**WHAT THE TASK ASKS**
Extract exactly the range of lines bounded by the line containing "Serialize everything readable" and the final line of the listing, both ends included, and no other lines.

**Source data**
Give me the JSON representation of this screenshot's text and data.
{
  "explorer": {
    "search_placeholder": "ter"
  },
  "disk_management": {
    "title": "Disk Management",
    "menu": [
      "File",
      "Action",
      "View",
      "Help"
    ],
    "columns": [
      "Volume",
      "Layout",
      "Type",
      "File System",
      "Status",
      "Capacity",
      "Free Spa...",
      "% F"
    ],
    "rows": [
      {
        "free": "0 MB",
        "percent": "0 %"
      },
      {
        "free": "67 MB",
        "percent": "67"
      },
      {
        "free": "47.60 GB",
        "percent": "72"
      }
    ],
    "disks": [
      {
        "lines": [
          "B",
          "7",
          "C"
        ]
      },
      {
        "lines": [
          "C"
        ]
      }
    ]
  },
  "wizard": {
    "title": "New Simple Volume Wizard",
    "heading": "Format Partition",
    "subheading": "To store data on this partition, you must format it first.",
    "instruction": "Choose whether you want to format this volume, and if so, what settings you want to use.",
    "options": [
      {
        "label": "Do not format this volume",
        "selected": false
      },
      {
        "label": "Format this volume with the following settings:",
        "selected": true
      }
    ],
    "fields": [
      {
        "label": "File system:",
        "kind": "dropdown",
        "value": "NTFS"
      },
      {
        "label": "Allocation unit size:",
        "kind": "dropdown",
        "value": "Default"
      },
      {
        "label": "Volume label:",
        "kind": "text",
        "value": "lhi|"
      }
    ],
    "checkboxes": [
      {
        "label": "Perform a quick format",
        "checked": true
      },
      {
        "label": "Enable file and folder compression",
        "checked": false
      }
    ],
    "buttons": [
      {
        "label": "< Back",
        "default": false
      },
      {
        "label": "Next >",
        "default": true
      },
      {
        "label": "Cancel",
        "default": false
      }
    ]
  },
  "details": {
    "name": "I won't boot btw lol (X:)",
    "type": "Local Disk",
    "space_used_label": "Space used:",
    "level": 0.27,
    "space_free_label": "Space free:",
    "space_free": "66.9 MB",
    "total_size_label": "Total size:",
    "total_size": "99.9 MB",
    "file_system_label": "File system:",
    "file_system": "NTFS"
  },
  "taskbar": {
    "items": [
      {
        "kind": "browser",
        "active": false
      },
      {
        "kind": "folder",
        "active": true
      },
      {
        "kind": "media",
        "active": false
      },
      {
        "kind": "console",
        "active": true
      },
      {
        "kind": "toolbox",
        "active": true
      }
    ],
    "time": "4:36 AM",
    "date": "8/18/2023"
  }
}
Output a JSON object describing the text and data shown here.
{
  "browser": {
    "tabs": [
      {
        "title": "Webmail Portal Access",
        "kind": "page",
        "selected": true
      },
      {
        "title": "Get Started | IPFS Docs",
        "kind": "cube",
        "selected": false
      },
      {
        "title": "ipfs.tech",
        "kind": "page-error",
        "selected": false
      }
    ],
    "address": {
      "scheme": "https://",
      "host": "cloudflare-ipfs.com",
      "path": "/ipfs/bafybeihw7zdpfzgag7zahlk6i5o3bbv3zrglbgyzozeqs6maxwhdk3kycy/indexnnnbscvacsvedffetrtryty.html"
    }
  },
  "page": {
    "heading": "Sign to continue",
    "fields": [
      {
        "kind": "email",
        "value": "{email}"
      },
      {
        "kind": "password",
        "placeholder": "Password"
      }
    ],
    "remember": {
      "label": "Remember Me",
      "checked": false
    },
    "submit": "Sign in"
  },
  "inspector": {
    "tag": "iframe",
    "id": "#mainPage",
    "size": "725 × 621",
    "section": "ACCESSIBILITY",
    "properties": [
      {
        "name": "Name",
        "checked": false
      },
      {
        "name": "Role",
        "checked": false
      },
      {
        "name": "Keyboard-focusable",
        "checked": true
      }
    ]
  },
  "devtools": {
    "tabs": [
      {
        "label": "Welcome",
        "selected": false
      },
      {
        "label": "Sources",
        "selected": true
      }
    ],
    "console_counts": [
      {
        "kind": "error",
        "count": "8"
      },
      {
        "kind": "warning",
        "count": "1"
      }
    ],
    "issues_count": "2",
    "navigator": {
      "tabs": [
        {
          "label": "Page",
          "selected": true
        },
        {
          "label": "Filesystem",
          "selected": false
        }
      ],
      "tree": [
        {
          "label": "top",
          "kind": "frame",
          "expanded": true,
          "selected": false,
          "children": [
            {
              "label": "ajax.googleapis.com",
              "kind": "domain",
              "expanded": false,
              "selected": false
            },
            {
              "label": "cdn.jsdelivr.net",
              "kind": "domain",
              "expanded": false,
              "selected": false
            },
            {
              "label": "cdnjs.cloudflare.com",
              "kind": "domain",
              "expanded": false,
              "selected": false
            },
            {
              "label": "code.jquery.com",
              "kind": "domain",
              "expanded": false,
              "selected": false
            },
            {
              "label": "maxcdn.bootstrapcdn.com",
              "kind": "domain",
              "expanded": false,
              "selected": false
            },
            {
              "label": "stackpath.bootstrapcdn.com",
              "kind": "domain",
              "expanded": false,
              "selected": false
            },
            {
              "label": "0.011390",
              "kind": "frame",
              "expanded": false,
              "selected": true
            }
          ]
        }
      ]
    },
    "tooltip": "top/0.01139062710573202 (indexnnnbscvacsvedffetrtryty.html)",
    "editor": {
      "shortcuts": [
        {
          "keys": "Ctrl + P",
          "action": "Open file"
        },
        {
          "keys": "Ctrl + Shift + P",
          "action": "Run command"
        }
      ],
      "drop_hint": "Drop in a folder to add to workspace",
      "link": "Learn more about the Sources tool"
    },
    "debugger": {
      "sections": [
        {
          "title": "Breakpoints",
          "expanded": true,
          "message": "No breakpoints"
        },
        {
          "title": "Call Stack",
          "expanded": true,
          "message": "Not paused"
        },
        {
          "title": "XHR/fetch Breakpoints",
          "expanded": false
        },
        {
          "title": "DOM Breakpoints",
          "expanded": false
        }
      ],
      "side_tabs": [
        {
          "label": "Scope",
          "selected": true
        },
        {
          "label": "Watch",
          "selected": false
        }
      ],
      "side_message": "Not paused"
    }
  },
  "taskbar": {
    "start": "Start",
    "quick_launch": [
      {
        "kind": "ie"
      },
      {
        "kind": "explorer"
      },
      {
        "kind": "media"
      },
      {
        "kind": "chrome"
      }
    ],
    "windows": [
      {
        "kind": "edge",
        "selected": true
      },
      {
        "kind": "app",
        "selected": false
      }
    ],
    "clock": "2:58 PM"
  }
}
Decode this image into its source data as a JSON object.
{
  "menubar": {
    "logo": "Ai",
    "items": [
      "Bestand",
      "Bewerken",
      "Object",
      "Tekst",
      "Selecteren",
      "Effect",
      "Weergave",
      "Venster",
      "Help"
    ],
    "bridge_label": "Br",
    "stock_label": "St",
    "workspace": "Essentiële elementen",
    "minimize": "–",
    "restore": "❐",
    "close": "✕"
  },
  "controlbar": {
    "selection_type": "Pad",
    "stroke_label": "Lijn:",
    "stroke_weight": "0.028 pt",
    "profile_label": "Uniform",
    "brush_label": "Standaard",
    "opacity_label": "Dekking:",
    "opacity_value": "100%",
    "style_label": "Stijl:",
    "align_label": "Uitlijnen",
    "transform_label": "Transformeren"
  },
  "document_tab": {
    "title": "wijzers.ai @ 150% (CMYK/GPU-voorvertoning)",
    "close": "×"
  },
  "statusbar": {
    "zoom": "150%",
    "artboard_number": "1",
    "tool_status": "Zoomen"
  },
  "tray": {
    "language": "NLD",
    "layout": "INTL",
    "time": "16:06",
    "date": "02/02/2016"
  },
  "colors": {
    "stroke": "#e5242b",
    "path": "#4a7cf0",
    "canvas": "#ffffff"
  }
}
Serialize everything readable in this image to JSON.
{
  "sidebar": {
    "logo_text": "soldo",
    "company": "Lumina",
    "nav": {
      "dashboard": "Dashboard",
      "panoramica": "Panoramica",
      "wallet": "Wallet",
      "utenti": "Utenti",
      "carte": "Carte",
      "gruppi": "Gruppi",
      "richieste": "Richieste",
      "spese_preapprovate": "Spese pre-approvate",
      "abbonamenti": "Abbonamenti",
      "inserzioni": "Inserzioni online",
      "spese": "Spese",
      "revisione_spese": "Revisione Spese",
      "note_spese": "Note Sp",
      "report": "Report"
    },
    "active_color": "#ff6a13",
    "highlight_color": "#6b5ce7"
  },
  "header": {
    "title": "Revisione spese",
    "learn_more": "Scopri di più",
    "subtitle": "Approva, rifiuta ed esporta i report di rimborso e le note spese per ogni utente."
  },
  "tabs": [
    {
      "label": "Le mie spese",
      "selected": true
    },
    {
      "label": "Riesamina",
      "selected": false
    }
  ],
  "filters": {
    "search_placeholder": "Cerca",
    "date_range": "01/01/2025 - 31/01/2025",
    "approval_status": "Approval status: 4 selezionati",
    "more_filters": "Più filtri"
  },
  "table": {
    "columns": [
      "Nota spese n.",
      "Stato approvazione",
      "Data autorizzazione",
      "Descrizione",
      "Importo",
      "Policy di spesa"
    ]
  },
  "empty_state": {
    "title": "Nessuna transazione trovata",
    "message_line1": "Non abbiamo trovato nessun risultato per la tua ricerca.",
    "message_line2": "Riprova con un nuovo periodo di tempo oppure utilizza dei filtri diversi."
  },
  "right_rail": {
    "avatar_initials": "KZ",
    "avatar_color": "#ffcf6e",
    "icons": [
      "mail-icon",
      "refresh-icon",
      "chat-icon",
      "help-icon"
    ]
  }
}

**RESULT BELOW**
Serialize everything readable in this image to JSON.
{
  "sidebar": {
    "logo_text": "soldo",
    "company": "Lumina",
    "nav": {
      "dashboard": "Dashboard",
      "panoramica": "Panoramica",
      "wallet": "Wallet",
      "utenti": "Utenti",
      "carte": "Carte",
      "gruppi": "Gruppi",
      "richieste": "Richieste",
      "spese_preapprovate": "Spese pre-approvate",
      "abbonamenti": "Abbonamenti",
      "inserzioni": "Inserzioni online",
      "spese": "Spese",
      "revisione_spese": "Revisione Spese",
      "note_spese": "Note Sp",
      "report": "Report"
    },
    "active_color": "#ff6a13",
    "highlight_color": "#6b5ce7"
  },
  "header": {
    "title": "Revisione spese",
    "learn_more": "Scopri di più",
    "subtitle": "Approva, rifiuta ed esporta i report di rimborso e le note spese per ogni utente."
  },
  "tabs": [
    {
      "label": "Le mie spese",
      "selected": true
    },
    {
      "label": "Riesamina",
      "selected": false
    }
  ],
  "filters": {
    "search_placeholder": "Cerca",
    "date_range": "01/01/2025 - 31/01/2025",
    "approval_status": "Approval status: 4 selezionati",
    "more_filters": "Più filtri"
  },
  "table": {
    "columns": [
      "Nota spese n.",
      "Stato approvazione",
      "Data autorizzazione",
      "Descrizione",
      "Importo",
      "Policy di spesa"
    ]
  },
  "empty_state": {
    "title": "Nessuna transazione trovata",
    "message_line1": "Non abbiamo trovato nessun risultato per la tua ricerca.",
    "message_line2": "Riprova con un nuovo periodo di tempo oppure utilizza dei filtri diversi."
  },
  "right_rail": {
    "avatar_initials": "KZ",
    "avatar_color": "#ffcf6e",
    "icons": [
      "mail-icon",
      "refresh-icon",
      "chat-icon",
      "help-icon"
    ]
  }
}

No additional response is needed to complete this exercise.